Records of document pages and text
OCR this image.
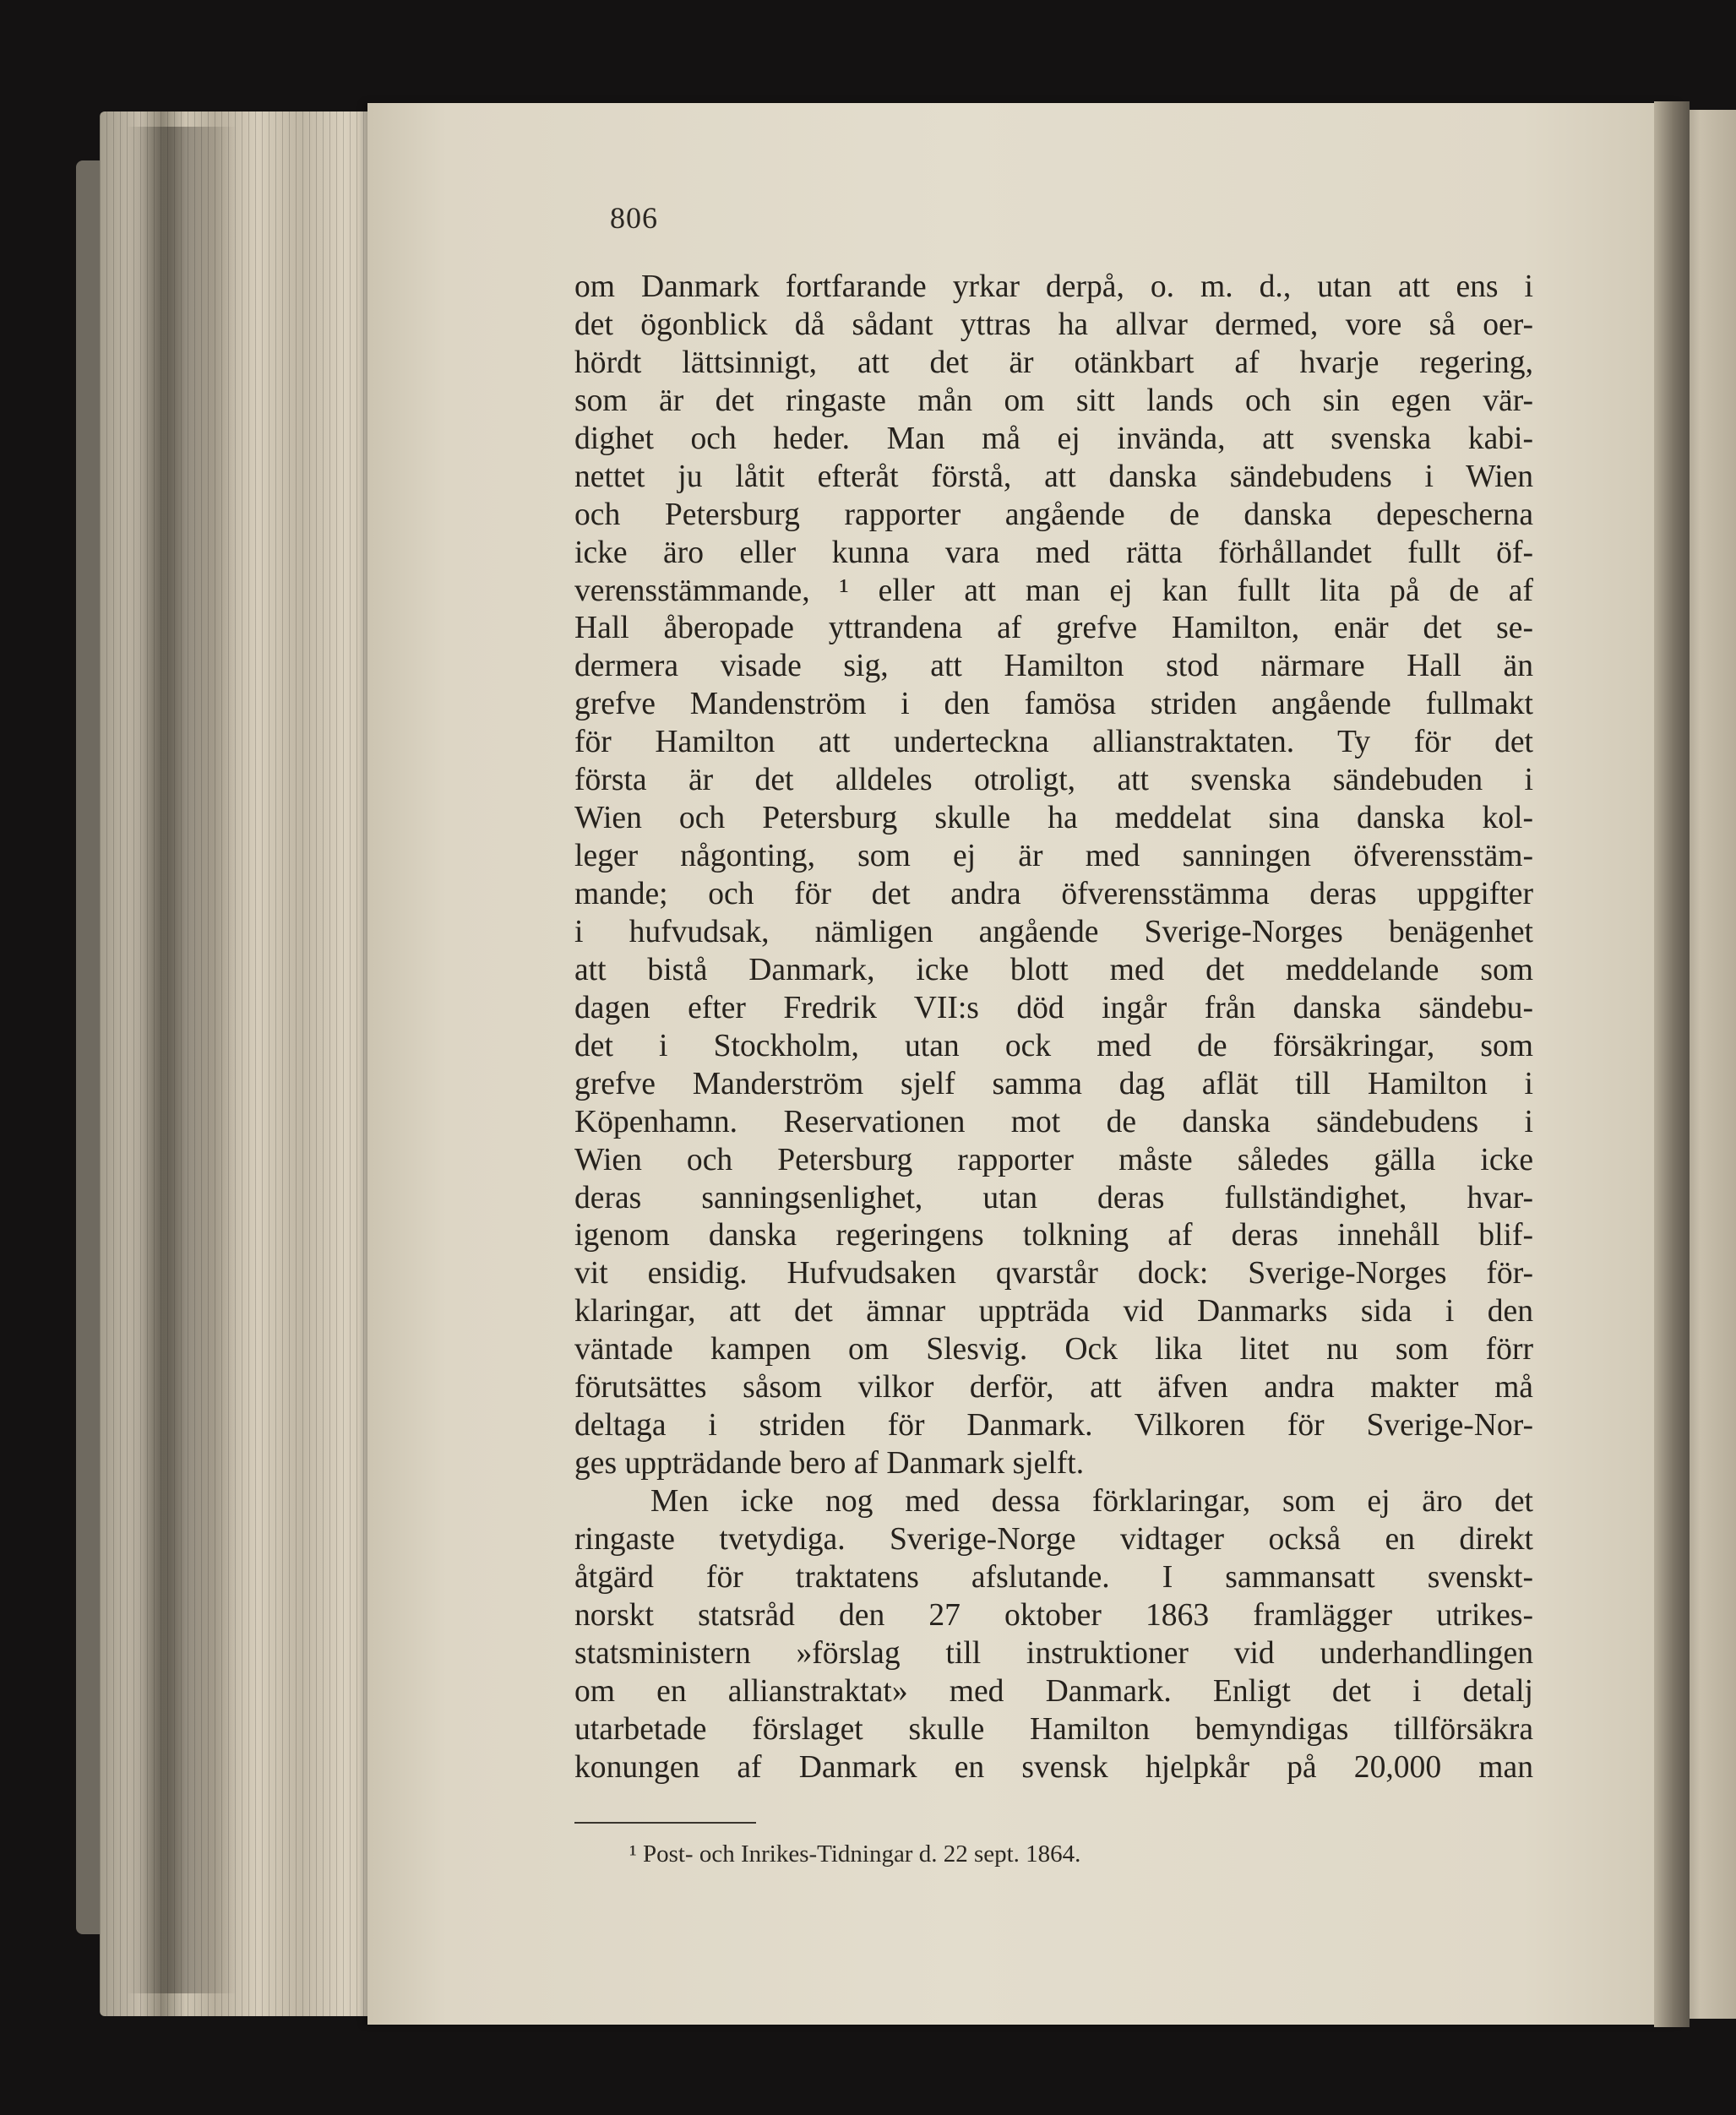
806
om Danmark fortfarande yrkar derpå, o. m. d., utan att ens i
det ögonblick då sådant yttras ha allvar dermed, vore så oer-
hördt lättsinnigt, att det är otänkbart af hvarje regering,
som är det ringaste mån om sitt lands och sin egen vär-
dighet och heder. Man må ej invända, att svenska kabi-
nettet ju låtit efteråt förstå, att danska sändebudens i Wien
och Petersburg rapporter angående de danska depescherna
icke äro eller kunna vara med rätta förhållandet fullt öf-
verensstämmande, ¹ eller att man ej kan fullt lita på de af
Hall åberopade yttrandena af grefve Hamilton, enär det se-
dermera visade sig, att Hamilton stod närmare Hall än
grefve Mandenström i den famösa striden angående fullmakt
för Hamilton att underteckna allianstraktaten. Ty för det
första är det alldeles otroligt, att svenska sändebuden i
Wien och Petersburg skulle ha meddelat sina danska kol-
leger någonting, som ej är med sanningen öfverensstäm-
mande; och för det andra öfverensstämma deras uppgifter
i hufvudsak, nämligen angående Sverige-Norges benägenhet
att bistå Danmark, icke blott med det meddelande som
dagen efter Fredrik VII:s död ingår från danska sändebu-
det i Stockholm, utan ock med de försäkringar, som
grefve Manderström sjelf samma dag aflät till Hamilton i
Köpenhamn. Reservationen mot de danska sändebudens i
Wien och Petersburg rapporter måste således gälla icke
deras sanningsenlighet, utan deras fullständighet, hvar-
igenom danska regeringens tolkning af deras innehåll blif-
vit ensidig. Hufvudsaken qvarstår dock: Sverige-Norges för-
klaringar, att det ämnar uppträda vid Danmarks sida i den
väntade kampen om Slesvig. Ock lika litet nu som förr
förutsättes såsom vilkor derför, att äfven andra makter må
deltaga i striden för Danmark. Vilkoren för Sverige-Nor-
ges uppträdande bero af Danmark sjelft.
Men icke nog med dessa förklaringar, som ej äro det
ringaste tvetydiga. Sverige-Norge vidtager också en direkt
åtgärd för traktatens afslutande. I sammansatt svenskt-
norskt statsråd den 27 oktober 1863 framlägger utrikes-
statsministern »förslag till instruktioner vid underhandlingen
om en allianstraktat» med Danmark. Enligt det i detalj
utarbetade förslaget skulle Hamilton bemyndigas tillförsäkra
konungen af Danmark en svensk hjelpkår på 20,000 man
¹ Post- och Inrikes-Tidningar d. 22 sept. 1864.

-- Instructions for the task --
Print each record exactly as it stands, skipping the pictures.

-- Exercise answer --
OCR this image.
806
om Danmark fortfarande yrkar derpå, o. m. d., utan att ens i
det ögonblick då sådant yttras ha allvar dermed, vore så oer-
hördt lättsinnigt, att det är otänkbart af hvarje regering,
som är det ringaste mån om sitt lands och sin egen vär-
dighet och heder. Man må ej invända, att svenska kabi-
nettet ju låtit efteråt förstå, att danska sändebudens i Wien
och Petersburg rapporter angående de danska depescherna
icke äro eller kunna vara med rätta förhållandet fullt öf-
verensstämmande, ¹ eller att man ej kan fullt lita på de af
Hall åberopade yttrandena af grefve Hamilton, enär det se-
dermera visade sig, att Hamilton stod närmare Hall än
grefve Mandenström i den famösa striden angående fullmakt
för Hamilton att underteckna allianstraktaten. Ty för det
första är det alldeles otroligt, att svenska sändebuden i
Wien och Petersburg skulle ha meddelat sina danska kol-
leger någonting, som ej är med sanningen öfverensstäm-
mande; och för det andra öfverensstämma deras uppgifter
i hufvudsak, nämligen angående Sverige-Norges benägenhet
att bistå Danmark, icke blott med det meddelande som
dagen efter Fredrik VII:s död ingår från danska sändebu-
det i Stockholm, utan ock med de försäkringar, som
grefve Manderström sjelf samma dag aflät till Hamilton i
Köpenhamn. Reservationen mot de danska sändebudens i
Wien och Petersburg rapporter måste således gälla icke
deras sanningsenlighet, utan deras fullständighet, hvar-
igenom danska regeringens tolkning af deras innehåll blif-
vit ensidig. Hufvudsaken qvarstår dock: Sverige-Norges för-
klaringar, att det ämnar uppträda vid Danmarks sida i den
väntade kampen om Slesvig. Ock lika litet nu som förr
förutsättes såsom vilkor derför, att äfven andra makter må
deltaga i striden för Danmark. Vilkoren för Sverige-Nor-
ges uppträdande bero af Danmark sjelft.
Men icke nog med dessa förklaringar, som ej äro det
ringaste tvetydiga. Sverige-Norge vidtager också en direkt
åtgärd för traktatens afslutande. I sammansatt svenskt-
norskt statsråd den 27 oktober 1863 framlägger utrikes-
statsministern »förslag till instruktioner vid underhandlingen
om en allianstraktat» med Danmark. Enligt det i detalj
utarbetade förslaget skulle Hamilton bemyndigas tillförsäkra
konungen af Danmark en svensk hjelpkår på 20,000 man
¹ Post- och Inrikes-Tidningar d. 22 sept. 1864.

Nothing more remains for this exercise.